Items from a figure collection:
···
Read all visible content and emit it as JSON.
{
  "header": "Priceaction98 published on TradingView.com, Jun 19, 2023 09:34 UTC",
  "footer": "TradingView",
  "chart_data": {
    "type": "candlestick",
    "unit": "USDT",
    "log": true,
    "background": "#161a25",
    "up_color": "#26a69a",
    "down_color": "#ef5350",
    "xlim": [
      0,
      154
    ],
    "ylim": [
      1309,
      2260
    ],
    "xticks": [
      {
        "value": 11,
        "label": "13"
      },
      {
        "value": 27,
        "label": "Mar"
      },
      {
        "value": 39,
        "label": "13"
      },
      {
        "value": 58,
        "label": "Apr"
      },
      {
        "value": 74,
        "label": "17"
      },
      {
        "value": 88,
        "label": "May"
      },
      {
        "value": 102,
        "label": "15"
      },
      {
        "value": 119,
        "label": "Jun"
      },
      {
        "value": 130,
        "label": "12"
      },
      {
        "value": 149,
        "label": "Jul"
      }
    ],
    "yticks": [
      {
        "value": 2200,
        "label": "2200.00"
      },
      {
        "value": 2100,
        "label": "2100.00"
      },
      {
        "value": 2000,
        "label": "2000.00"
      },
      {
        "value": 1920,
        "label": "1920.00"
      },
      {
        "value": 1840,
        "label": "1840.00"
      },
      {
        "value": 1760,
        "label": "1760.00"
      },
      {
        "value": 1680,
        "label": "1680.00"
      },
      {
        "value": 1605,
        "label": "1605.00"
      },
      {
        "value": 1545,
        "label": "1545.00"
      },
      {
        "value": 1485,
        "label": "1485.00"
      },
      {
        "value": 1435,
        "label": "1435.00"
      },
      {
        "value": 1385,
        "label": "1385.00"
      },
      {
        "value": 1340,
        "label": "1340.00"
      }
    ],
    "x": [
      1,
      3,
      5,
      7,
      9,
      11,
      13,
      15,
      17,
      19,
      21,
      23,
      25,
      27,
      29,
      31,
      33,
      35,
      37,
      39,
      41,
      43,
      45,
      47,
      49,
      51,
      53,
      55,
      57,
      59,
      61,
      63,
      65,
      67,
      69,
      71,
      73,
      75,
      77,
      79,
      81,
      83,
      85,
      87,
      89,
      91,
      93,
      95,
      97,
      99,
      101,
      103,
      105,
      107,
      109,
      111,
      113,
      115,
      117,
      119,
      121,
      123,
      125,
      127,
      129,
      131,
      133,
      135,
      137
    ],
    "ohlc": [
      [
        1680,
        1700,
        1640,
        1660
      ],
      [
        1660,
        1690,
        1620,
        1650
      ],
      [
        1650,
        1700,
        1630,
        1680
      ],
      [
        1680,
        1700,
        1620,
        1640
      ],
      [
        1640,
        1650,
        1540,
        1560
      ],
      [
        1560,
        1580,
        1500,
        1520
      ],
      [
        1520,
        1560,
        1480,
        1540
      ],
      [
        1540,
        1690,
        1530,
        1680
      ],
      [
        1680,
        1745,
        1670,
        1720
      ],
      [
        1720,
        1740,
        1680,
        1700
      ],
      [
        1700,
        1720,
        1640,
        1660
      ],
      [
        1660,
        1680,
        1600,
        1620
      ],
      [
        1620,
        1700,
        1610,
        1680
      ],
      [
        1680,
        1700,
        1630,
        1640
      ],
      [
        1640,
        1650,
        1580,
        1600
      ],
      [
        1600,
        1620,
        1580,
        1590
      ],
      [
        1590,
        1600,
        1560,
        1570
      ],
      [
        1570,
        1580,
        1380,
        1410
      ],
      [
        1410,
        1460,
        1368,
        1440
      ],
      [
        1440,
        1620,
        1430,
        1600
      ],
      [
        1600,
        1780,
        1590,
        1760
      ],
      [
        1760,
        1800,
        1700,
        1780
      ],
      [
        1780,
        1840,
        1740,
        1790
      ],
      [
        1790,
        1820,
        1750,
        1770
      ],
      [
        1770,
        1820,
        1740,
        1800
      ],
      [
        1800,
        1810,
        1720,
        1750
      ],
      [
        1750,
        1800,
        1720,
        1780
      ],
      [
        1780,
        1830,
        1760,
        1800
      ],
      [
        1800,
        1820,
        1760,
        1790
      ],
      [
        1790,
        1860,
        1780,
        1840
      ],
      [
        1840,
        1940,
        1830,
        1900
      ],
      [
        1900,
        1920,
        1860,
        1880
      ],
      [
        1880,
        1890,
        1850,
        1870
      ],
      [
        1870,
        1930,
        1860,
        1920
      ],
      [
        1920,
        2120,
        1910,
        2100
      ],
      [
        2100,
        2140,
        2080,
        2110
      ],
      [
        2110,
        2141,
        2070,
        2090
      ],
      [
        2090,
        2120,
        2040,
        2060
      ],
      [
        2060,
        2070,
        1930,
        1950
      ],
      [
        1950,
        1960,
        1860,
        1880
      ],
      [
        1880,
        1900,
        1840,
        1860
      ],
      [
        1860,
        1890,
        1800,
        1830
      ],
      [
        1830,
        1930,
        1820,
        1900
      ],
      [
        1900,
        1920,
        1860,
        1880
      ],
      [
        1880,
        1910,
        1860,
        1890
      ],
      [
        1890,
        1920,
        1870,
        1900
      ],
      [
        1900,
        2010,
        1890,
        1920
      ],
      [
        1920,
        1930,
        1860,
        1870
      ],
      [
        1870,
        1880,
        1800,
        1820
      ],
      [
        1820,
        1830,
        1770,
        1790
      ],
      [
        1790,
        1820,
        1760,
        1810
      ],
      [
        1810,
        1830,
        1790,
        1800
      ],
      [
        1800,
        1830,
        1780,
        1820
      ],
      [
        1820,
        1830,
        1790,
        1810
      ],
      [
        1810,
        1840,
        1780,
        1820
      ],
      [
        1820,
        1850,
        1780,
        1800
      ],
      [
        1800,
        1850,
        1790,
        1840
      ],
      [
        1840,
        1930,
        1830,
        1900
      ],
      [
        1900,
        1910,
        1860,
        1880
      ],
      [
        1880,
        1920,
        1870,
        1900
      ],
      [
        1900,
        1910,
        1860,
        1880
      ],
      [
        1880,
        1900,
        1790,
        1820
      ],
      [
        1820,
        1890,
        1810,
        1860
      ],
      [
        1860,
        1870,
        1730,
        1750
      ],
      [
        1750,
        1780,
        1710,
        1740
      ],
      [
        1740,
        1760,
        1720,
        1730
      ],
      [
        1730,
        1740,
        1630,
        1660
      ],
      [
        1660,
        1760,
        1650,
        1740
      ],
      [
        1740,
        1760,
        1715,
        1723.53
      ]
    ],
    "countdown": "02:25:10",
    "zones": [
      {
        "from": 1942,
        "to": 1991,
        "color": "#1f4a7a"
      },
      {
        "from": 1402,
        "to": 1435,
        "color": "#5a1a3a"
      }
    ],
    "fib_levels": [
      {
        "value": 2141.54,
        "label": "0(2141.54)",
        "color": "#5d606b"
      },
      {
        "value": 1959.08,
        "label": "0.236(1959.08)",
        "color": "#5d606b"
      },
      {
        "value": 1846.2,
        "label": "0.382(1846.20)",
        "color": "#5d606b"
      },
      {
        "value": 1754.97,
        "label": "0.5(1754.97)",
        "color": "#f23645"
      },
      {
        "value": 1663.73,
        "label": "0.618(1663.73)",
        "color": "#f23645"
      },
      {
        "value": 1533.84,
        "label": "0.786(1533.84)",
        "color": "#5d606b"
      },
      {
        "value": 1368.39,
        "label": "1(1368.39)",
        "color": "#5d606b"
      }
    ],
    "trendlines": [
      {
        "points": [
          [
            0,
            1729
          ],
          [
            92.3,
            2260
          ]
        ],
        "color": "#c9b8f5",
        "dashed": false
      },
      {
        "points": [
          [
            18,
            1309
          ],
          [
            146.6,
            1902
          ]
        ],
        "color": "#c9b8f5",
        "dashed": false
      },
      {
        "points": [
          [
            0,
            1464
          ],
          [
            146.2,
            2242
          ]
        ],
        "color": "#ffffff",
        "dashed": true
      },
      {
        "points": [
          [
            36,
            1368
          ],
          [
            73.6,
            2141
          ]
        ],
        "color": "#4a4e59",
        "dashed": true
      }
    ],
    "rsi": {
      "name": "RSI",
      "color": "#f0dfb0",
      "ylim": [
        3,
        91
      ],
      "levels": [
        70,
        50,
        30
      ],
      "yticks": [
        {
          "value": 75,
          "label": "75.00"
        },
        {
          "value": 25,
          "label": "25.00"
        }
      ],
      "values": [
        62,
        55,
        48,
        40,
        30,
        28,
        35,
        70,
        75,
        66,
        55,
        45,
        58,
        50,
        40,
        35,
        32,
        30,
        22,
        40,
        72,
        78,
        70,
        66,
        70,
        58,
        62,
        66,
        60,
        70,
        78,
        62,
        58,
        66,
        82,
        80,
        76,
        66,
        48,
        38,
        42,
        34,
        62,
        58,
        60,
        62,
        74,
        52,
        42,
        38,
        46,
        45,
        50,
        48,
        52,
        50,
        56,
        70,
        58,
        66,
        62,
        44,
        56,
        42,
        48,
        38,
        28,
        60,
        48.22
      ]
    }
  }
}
···
### EXERCISE DESCRIPTION
Out of the records, collect only those lines that contain the string "TradingView".

### EXERCISE SOLUTION
  "header": "Priceaction98 published on TradingView.com, Jun 19, 2023 09:34 UTC",
  "footer": "TradingView",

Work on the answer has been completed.